Give back the records below exactly, every one, with no pictures.

Start

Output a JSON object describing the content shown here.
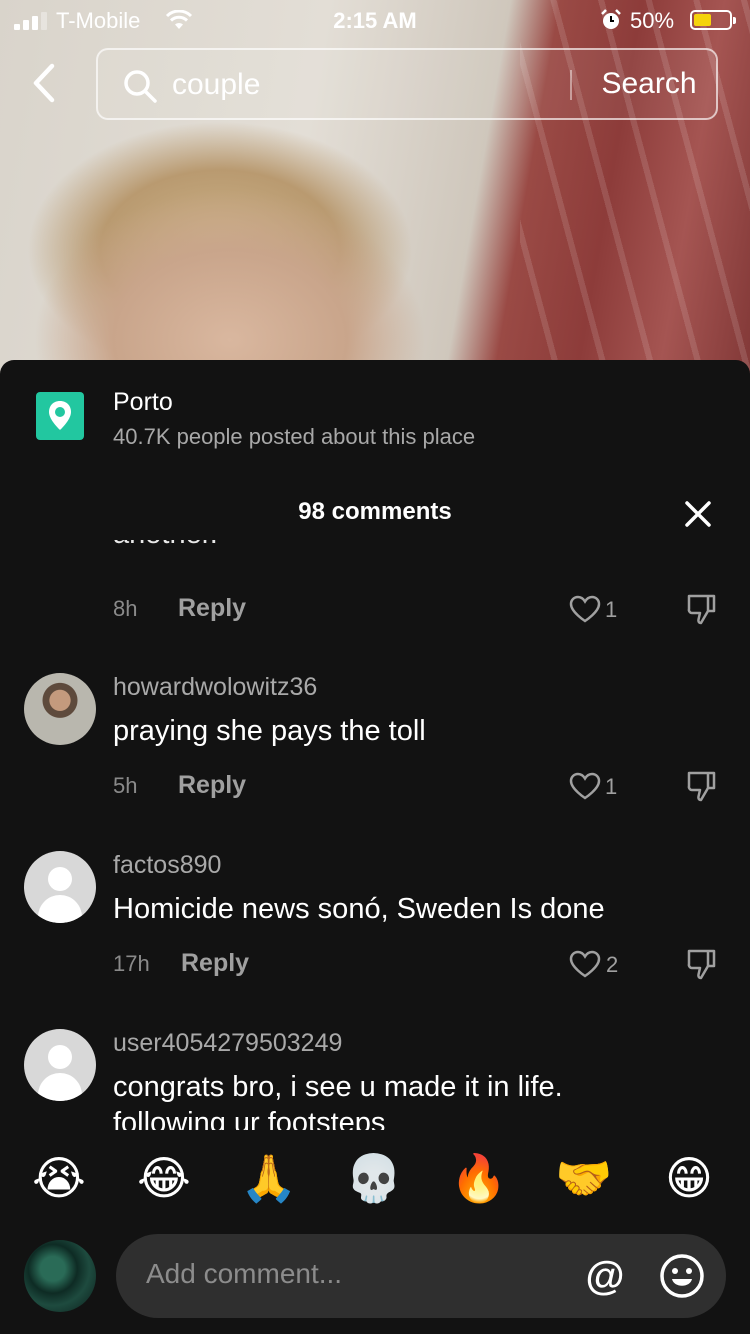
{
  "status_bar": {
    "carrier": "T-Mobile",
    "time": "2:15 AM",
    "battery_percent": "50%",
    "battery_level": 0.5,
    "signal_bars": 3
  },
  "search": {
    "query": "couple",
    "submit_label": "Search"
  },
  "place": {
    "name": "Porto",
    "subtitle": "40.7K people posted about this place",
    "icon": "location-pin-icon"
  },
  "comments_header": "98 comments",
  "truncated_comment": {
    "text_tail": "another.¨",
    "age": "8h",
    "reply_label": "Reply",
    "likes": "1"
  },
  "comments": [
    {
      "username": "howardwolowitz36",
      "text": "praying she pays the toll",
      "age": "5h",
      "reply_label": "Reply",
      "likes": "1",
      "avatar": "photo"
    },
    {
      "username": "factos890",
      "text": "Homicide news sonó, Sweden Is done",
      "age": "17h",
      "reply_label": "Reply",
      "likes": "2",
      "avatar": "default"
    },
    {
      "username": "user4054279503249",
      "text": "congrats bro, i see u made it in life.",
      "text_overflow": "following ur footsteps",
      "avatar": "default"
    }
  ],
  "quick_emojis": [
    "😭",
    "😂",
    "🙏",
    "💀",
    "🔥",
    "🤝",
    "😁"
  ],
  "comment_input": {
    "placeholder": "Add comment...",
    "mention_symbol": "@"
  },
  "colors": {
    "sheet_bg": "#121212",
    "place_icon_bg": "#22c7a0",
    "battery_fill": "#f5d30c",
    "input_bg": "#2f2f2f"
  }
}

End

◆ Right answer:
Output a JSON object describing the content shown here.
{
  "status_bar": {
    "carrier": "T-Mobile",
    "time": "2:15 AM",
    "battery_percent": "50%",
    "battery_level": 0.5,
    "signal_bars": 3
  },
  "search": {
    "query": "couple",
    "submit_label": "Search"
  },
  "place": {
    "name": "Porto",
    "subtitle": "40.7K people posted about this place",
    "icon": "location-pin-icon"
  },
  "comments_header": "98 comments",
  "truncated_comment": {
    "text_tail": "another.¨",
    "age": "8h",
    "reply_label": "Reply",
    "likes": "1"
  },
  "comments": [
    {
      "username": "howardwolowitz36",
      "text": "praying she pays the toll",
      "age": "5h",
      "reply_label": "Reply",
      "likes": "1",
      "avatar": "photo"
    },
    {
      "username": "factos890",
      "text": "Homicide news sonó, Sweden Is done",
      "age": "17h",
      "reply_label": "Reply",
      "likes": "2",
      "avatar": "default"
    },
    {
      "username": "user4054279503249",
      "text": "congrats bro, i see u made it in life.",
      "text_overflow": "following ur footsteps",
      "avatar": "default"
    }
  ],
  "quick_emojis": [
    "😭",
    "😂",
    "🙏",
    "💀",
    "🔥",
    "🤝",
    "😁"
  ],
  "comment_input": {
    "placeholder": "Add comment...",
    "mention_symbol": "@"
  },
  "colors": {
    "sheet_bg": "#121212",
    "place_icon_bg": "#22c7a0",
    "battery_fill": "#f5d30c",
    "input_bg": "#2f2f2f"
  }
}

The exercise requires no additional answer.